▶ **Instruction**: Rewrite the entries below, changing every "leader-line" to "connector-line" and leaving everything else as it is.

Spatial annotation entries:
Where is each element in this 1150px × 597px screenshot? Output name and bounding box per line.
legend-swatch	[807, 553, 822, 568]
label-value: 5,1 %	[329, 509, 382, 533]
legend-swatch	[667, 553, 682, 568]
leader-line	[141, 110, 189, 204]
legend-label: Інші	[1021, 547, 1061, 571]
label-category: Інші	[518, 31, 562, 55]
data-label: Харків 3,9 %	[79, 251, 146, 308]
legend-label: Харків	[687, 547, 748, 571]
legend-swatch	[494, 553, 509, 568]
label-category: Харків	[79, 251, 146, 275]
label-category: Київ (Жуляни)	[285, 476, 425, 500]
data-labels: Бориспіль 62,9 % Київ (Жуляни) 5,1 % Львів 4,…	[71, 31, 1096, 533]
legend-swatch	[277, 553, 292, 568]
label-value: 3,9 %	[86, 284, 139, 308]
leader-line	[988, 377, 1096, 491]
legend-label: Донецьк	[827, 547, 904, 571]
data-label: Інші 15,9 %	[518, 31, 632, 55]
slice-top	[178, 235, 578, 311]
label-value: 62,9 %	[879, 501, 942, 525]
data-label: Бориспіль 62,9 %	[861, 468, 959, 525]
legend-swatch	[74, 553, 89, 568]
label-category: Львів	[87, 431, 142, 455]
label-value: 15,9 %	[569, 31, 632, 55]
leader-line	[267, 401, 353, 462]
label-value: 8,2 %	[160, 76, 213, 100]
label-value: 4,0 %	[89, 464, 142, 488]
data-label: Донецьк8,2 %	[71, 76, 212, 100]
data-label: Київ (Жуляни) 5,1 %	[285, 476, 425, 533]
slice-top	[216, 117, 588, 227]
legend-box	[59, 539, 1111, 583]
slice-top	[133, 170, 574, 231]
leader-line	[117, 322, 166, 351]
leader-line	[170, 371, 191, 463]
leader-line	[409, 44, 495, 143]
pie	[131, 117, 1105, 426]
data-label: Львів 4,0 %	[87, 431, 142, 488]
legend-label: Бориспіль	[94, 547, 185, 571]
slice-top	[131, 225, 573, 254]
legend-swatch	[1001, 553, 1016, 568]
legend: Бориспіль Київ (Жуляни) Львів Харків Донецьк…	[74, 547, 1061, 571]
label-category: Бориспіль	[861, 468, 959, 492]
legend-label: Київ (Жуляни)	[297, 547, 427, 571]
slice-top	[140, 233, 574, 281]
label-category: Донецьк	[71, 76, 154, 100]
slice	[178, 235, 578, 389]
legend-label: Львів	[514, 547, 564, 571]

▶ **Answer in full**:
Where is each element in this 1150px × 597px screenshot? Output name and bounding box per line.
legend-swatch	[807, 553, 822, 568]
label-value: 5,1 %	[329, 509, 382, 533]
legend-swatch	[667, 553, 682, 568]
connector-line	[141, 110, 189, 204]
legend-label: Інші	[1021, 547, 1061, 571]
label-category: Інші	[518, 31, 562, 55]
data-label: Харків 3,9 %	[79, 251, 146, 308]
legend-label: Харків	[687, 547, 748, 571]
legend-swatch	[494, 553, 509, 568]
label-category: Харків	[79, 251, 146, 275]
label-category: Київ (Жуляни)	[285, 476, 425, 500]
data-labels: Бориспіль 62,9 % Київ (Жуляни) 5,1 % Львів 4,…	[71, 31, 1096, 533]
legend-swatch	[277, 553, 292, 568]
label-value: 3,9 %	[86, 284, 139, 308]
connector-line	[988, 377, 1096, 491]
legend-label: Донецьк	[827, 547, 904, 571]
data-label: Інші 15,9 %	[518, 31, 632, 55]
slice-top	[178, 235, 578, 311]
label-value: 62,9 %	[879, 501, 942, 525]
data-label: Бориспіль 62,9 %	[861, 468, 959, 525]
legend-swatch	[74, 553, 89, 568]
label-category: Львів	[87, 431, 142, 455]
label-value: 15,9 %	[569, 31, 632, 55]
connector-line	[267, 401, 353, 462]
label-value: 8,2 %	[160, 76, 213, 100]
label-value: 4,0 %	[89, 464, 142, 488]
data-label: Донецьк8,2 %	[71, 76, 212, 100]
data-label: Київ (Жуляни) 5,1 %	[285, 476, 425, 533]
slice-top	[216, 117, 588, 227]
legend-box	[59, 539, 1111, 583]
slice-top	[133, 170, 574, 231]
connector-line	[117, 322, 166, 351]
connector-line	[170, 371, 191, 463]
connector-line	[409, 44, 495, 143]
pie	[131, 117, 1105, 426]
data-label: Львів 4,0 %	[87, 431, 142, 488]
legend-label: Бориспіль	[94, 547, 185, 571]
slice-top	[131, 225, 573, 254]
legend-swatch	[1001, 553, 1016, 568]
legend: Бориспіль Київ (Жуляни) Львів Харків Донецьк…	[74, 547, 1061, 571]
label-category: Бориспіль	[861, 468, 959, 492]
legend-label: Київ (Жуляни)	[297, 547, 427, 571]
slice-top	[140, 233, 574, 281]
label-category: Донецьк	[71, 76, 154, 100]
slice	[178, 235, 578, 389]
legend-label: Львів	[514, 547, 564, 571]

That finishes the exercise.